■ What is required ■
Take every line from the material that has the word "order" in it.

■ Raw records ■
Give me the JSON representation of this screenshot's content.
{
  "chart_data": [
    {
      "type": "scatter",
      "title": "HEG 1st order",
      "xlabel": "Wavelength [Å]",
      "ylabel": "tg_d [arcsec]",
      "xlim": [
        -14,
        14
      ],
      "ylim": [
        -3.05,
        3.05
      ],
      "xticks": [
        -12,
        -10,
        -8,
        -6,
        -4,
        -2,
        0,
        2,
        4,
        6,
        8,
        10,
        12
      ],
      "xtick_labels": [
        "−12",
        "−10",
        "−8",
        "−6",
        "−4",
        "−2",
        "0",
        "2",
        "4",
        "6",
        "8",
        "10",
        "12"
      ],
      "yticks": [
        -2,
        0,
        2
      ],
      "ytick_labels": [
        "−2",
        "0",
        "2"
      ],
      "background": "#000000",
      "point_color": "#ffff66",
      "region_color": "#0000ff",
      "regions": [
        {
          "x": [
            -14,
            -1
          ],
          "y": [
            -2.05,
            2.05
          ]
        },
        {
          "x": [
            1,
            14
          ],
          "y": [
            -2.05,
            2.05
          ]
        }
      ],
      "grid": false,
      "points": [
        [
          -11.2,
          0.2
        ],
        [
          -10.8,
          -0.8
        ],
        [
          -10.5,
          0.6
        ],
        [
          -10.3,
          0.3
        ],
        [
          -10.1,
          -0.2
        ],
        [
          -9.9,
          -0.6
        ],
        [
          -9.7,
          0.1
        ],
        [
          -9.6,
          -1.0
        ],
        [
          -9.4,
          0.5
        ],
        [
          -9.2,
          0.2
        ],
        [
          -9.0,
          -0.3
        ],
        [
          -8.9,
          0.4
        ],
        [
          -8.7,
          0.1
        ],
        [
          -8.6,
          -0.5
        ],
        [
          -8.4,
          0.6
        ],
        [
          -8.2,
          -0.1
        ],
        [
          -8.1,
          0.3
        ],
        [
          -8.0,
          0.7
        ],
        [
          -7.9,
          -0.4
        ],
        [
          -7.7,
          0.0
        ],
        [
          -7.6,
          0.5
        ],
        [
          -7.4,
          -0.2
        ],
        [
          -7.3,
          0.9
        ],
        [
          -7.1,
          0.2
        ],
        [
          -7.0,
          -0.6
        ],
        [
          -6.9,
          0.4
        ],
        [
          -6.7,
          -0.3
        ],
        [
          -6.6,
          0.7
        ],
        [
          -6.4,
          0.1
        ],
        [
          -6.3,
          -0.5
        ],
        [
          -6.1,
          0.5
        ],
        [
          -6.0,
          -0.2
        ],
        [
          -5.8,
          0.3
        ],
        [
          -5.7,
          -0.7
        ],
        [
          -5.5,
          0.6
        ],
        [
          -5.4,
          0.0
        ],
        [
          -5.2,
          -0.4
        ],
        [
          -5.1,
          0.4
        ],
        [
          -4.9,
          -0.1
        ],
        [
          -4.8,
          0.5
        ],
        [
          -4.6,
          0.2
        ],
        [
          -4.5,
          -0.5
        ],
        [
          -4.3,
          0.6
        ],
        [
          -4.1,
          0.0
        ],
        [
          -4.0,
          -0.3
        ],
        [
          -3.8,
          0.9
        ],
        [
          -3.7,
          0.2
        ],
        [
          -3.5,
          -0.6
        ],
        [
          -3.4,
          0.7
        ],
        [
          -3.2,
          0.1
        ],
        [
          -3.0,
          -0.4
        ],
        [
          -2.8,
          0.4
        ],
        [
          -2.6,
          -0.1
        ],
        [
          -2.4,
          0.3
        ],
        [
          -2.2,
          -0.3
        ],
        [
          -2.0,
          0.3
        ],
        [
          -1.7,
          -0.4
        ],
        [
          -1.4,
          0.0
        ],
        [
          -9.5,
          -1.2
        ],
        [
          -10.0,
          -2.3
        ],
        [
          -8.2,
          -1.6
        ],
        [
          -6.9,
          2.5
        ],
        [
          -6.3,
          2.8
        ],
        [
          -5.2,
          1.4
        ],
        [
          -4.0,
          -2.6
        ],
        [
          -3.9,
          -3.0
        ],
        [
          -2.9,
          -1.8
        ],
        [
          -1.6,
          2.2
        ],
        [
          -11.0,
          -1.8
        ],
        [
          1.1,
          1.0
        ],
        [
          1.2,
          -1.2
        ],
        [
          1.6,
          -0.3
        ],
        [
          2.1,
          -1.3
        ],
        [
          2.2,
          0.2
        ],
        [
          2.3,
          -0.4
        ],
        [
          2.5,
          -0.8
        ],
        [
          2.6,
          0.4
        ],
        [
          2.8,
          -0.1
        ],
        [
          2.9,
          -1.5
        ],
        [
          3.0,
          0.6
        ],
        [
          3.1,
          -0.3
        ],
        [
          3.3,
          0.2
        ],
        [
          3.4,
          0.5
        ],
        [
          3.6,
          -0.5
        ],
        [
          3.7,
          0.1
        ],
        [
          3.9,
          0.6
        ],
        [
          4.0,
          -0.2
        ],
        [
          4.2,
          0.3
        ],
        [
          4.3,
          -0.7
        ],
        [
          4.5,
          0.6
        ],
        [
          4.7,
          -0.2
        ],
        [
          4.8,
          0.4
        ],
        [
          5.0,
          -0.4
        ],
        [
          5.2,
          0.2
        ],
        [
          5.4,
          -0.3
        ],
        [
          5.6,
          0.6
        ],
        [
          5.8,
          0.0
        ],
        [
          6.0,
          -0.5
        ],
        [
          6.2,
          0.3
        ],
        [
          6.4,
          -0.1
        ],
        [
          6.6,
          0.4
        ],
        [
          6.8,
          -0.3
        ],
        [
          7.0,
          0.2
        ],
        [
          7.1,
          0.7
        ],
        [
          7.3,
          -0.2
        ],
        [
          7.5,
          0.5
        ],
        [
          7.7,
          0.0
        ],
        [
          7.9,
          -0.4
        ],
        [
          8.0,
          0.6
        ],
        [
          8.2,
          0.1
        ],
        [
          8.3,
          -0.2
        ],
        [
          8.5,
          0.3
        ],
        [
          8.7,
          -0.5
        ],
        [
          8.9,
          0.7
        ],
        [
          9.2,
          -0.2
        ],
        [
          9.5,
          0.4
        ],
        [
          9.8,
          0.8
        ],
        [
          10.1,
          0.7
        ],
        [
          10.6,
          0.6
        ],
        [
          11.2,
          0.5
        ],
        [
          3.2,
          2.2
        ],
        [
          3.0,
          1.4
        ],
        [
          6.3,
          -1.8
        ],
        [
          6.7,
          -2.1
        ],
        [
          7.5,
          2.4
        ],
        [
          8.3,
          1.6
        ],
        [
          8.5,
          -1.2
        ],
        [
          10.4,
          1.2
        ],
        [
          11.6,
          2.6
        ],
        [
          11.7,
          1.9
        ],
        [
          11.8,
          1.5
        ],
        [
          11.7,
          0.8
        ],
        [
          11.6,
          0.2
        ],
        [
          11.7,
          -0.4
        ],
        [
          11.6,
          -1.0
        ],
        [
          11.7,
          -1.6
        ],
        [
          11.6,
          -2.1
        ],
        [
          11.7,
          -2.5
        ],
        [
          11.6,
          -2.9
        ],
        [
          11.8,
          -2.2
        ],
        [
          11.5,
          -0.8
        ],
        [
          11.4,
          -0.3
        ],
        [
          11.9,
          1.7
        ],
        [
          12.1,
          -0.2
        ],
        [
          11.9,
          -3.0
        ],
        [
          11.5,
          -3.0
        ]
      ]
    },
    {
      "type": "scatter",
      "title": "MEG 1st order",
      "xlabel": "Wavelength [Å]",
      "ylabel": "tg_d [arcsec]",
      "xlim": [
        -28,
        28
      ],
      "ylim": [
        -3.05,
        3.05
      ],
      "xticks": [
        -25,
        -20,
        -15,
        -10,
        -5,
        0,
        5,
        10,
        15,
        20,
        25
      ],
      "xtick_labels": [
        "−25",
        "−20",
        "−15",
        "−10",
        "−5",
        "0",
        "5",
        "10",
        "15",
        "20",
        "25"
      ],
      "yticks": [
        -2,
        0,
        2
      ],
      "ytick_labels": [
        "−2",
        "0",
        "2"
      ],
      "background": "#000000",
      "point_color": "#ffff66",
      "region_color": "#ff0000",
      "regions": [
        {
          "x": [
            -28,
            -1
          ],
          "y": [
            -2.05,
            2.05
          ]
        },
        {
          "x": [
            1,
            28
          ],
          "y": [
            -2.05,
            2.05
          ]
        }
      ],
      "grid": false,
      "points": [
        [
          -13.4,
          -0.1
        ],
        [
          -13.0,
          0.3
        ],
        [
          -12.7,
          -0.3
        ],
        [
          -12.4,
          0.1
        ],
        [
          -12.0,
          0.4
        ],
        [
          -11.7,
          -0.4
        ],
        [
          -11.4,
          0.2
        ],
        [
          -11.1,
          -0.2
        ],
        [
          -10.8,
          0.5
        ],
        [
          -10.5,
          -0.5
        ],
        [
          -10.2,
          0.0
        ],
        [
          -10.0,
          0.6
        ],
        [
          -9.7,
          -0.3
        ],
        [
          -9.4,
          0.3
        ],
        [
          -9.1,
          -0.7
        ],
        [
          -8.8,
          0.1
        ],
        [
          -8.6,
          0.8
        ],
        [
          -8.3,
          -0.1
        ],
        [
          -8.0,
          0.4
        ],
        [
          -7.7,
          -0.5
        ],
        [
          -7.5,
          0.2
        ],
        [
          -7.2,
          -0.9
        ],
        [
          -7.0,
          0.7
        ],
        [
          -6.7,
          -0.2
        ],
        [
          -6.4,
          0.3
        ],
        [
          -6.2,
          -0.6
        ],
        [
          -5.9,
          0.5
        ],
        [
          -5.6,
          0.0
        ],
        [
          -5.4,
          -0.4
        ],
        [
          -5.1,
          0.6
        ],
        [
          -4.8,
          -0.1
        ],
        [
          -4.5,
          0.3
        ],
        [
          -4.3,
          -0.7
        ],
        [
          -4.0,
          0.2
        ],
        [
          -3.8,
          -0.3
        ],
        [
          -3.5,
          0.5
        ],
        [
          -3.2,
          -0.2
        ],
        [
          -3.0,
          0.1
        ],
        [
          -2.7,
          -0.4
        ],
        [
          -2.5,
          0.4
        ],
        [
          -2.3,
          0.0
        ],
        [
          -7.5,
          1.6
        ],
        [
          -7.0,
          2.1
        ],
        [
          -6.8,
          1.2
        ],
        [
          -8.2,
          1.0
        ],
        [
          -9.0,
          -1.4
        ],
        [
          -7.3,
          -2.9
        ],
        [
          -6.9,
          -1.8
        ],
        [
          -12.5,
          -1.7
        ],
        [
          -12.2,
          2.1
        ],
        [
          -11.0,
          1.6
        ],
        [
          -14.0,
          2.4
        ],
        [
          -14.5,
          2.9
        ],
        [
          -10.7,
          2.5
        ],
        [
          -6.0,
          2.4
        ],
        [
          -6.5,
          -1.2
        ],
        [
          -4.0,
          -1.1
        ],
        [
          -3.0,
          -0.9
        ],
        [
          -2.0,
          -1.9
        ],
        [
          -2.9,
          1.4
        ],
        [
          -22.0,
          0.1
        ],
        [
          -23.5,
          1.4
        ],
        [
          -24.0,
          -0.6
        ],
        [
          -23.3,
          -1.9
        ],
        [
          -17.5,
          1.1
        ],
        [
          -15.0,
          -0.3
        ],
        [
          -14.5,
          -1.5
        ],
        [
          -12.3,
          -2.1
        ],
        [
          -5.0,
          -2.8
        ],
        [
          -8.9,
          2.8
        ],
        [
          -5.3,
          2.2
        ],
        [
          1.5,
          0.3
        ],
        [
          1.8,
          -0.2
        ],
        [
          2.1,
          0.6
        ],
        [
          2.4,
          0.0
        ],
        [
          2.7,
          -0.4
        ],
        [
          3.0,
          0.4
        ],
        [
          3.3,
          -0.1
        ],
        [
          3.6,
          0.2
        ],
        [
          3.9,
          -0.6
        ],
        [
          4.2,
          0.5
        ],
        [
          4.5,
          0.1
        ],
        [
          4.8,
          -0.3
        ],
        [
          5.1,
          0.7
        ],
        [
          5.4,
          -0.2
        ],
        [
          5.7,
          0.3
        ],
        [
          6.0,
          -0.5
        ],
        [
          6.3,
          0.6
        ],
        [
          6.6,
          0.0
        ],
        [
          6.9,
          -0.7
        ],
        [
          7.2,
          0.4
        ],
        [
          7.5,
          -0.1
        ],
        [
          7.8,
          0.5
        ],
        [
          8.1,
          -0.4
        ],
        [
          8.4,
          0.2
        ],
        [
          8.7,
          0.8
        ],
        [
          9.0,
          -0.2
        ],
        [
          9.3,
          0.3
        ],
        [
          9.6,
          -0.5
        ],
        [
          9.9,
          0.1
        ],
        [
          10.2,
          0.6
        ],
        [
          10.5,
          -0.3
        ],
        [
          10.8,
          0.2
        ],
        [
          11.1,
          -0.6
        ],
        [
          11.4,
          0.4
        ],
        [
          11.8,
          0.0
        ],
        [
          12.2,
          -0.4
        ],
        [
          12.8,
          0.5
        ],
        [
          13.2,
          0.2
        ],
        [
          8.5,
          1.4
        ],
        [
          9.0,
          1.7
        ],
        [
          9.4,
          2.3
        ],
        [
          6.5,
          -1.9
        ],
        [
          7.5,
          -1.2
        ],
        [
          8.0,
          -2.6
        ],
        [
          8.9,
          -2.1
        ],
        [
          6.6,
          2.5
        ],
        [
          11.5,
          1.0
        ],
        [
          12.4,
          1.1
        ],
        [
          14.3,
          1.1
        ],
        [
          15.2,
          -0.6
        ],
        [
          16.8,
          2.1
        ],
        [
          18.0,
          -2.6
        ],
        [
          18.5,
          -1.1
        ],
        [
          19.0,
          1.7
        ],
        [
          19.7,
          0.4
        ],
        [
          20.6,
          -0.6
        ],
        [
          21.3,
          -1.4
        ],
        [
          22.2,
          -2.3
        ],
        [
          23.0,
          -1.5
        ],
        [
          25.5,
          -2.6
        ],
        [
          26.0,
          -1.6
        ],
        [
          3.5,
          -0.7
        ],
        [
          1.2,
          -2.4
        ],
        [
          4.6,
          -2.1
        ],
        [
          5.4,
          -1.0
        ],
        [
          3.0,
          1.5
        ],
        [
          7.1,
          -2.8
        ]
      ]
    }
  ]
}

■ Completed task ■
      "title": "HEG 1st order",
      "title": "MEG 1st order",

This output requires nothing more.